> _OBJECTIVE_
Copy out each line of the material below with no changes.

-- start ENTRIES SHOWN --

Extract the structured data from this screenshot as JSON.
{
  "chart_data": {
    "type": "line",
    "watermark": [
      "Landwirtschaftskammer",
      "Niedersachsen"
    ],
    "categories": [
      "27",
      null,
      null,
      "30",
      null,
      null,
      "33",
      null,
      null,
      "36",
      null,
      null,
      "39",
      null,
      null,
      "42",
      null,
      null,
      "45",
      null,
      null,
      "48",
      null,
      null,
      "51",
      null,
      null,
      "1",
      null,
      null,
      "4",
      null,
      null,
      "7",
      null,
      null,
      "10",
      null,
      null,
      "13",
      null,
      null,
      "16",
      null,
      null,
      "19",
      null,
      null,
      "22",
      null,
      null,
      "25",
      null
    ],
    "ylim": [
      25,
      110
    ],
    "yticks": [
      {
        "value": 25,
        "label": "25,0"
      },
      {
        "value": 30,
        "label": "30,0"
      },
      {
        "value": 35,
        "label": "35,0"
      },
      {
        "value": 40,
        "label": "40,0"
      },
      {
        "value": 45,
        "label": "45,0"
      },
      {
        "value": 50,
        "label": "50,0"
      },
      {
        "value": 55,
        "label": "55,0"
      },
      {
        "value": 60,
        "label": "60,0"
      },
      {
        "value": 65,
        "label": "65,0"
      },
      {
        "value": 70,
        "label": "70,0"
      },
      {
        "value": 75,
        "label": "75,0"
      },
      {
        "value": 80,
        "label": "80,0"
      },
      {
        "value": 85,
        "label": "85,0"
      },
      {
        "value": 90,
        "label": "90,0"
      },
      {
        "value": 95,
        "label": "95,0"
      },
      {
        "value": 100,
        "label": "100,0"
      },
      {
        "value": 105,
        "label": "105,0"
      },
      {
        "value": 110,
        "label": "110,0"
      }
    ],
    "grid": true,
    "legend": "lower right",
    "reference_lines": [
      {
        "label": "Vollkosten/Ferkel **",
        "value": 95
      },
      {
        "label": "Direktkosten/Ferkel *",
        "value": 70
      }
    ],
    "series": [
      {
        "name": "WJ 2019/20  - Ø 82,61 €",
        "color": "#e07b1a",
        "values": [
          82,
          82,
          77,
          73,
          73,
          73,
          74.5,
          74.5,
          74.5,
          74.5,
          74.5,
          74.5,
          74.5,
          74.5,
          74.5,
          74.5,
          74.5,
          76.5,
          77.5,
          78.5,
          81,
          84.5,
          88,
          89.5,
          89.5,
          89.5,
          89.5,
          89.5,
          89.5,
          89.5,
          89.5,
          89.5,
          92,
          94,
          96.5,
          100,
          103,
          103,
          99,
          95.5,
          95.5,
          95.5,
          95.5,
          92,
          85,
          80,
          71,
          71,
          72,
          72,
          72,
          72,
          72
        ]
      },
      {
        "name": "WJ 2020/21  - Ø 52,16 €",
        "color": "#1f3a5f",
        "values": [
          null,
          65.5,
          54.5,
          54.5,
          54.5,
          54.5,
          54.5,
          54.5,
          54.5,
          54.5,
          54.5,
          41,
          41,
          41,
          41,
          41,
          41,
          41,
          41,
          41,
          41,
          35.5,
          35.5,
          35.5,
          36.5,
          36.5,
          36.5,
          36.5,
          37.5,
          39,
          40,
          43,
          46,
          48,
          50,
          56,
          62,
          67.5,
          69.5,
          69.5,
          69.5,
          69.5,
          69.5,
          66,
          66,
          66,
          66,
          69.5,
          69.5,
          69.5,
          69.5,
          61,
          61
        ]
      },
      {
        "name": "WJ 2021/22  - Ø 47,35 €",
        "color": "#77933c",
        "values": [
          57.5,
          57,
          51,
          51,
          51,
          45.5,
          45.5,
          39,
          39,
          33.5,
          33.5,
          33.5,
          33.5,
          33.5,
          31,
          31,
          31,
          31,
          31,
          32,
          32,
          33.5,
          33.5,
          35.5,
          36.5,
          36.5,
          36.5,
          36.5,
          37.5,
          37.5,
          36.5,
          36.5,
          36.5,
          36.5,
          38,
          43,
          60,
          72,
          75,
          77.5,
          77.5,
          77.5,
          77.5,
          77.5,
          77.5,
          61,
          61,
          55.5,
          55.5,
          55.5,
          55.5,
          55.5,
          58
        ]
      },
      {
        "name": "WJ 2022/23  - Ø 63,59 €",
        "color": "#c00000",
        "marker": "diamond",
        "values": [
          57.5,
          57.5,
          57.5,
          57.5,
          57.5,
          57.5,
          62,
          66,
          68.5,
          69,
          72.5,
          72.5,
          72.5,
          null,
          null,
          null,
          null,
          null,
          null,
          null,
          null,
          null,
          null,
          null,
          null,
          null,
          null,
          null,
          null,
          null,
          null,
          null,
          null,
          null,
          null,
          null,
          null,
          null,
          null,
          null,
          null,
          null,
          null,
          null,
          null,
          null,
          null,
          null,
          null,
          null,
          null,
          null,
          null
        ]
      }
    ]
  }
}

-- end ENTRIES SHOWN --

> _THE RESPONSE_
Extract the structured data from this screenshot as JSON.
{
  "chart_data": {
    "type": "line",
    "watermark": [
      "Landwirtschaftskammer",
      "Niedersachsen"
    ],
    "categories": [
      "27",
      null,
      null,
      "30",
      null,
      null,
      "33",
      null,
      null,
      "36",
      null,
      null,
      "39",
      null,
      null,
      "42",
      null,
      null,
      "45",
      null,
      null,
      "48",
      null,
      null,
      "51",
      null,
      null,
      "1",
      null,
      null,
      "4",
      null,
      null,
      "7",
      null,
      null,
      "10",
      null,
      null,
      "13",
      null,
      null,
      "16",
      null,
      null,
      "19",
      null,
      null,
      "22",
      null,
      null,
      "25",
      null
    ],
    "ylim": [
      25,
      110
    ],
    "yticks": [
      {
        "value": 25,
        "label": "25,0"
      },
      {
        "value": 30,
        "label": "30,0"
      },
      {
        "value": 35,
        "label": "35,0"
      },
      {
        "value": 40,
        "label": "40,0"
      },
      {
        "value": 45,
        "label": "45,0"
      },
      {
        "value": 50,
        "label": "50,0"
      },
      {
        "value": 55,
        "label": "55,0"
      },
      {
        "value": 60,
        "label": "60,0"
      },
      {
        "value": 65,
        "label": "65,0"
      },
      {
        "value": 70,
        "label": "70,0"
      },
      {
        "value": 75,
        "label": "75,0"
      },
      {
        "value": 80,
        "label": "80,0"
      },
      {
        "value": 85,
        "label": "85,0"
      },
      {
        "value": 90,
        "label": "90,0"
      },
      {
        "value": 95,
        "label": "95,0"
      },
      {
        "value": 100,
        "label": "100,0"
      },
      {
        "value": 105,
        "label": "105,0"
      },
      {
        "value": 110,
        "label": "110,0"
      }
    ],
    "grid": true,
    "legend": "lower right",
    "reference_lines": [
      {
        "label": "Vollkosten/Ferkel **",
        "value": 95
      },
      {
        "label": "Direktkosten/Ferkel *",
        "value": 70
      }
    ],
    "series": [
      {
        "name": "WJ 2019/20  - Ø 82,61 €",
        "color": "#e07b1a",
        "values": [
          82,
          82,
          77,
          73,
          73,
          73,
          74.5,
          74.5,
          74.5,
          74.5,
          74.5,
          74.5,
          74.5,
          74.5,
          74.5,
          74.5,
          74.5,
          76.5,
          77.5,
          78.5,
          81,
          84.5,
          88,
          89.5,
          89.5,
          89.5,
          89.5,
          89.5,
          89.5,
          89.5,
          89.5,
          89.5,
          92,
          94,
          96.5,
          100,
          103,
          103,
          99,
          95.5,
          95.5,
          95.5,
          95.5,
          92,
          85,
          80,
          71,
          71,
          72,
          72,
          72,
          72,
          72
        ]
      },
      {
        "name": "WJ 2020/21  - Ø 52,16 €",
        "color": "#1f3a5f",
        "values": [
          null,
          65.5,
          54.5,
          54.5,
          54.5,
          54.5,
          54.5,
          54.5,
          54.5,
          54.5,
          54.5,
          41,
          41,
          41,
          41,
          41,
          41,
          41,
          41,
          41,
          41,
          35.5,
          35.5,
          35.5,
          36.5,
          36.5,
          36.5,
          36.5,
          37.5,
          39,
          40,
          43,
          46,
          48,
          50,
          56,
          62,
          67.5,
          69.5,
          69.5,
          69.5,
          69.5,
          69.5,
          66,
          66,
          66,
          66,
          69.5,
          69.5,
          69.5,
          69.5,
          61,
          61
        ]
      },
      {
        "name": "WJ 2021/22  - Ø 47,35 €",
        "color": "#77933c",
        "values": [
          57.5,
          57,
          51,
          51,
          51,
          45.5,
          45.5,
          39,
          39,
          33.5,
          33.5,
          33.5,
          33.5,
          33.5,
          31,
          31,
          31,
          31,
          31,
          32,
          32,
          33.5,
          33.5,
          35.5,
          36.5,
          36.5,
          36.5,
          36.5,
          37.5,
          37.5,
          36.5,
          36.5,
          36.5,
          36.5,
          38,
          43,
          60,
          72,
          75,
          77.5,
          77.5,
          77.5,
          77.5,
          77.5,
          77.5,
          61,
          61,
          55.5,
          55.5,
          55.5,
          55.5,
          55.5,
          58
        ]
      },
      {
        "name": "WJ 2022/23  - Ø 63,59 €",
        "color": "#c00000",
        "marker": "diamond",
        "values": [
          57.5,
          57.5,
          57.5,
          57.5,
          57.5,
          57.5,
          62,
          66,
          68.5,
          69,
          72.5,
          72.5,
          72.5,
          null,
          null,
          null,
          null,
          null,
          null,
          null,
          null,
          null,
          null,
          null,
          null,
          null,
          null,
          null,
          null,
          null,
          null,
          null,
          null,
          null,
          null,
          null,
          null,
          null,
          null,
          null,
          null,
          null,
          null,
          null,
          null,
          null,
          null,
          null,
          null,
          null,
          null,
          null,
          null
        ]
      }
    ]
  }
}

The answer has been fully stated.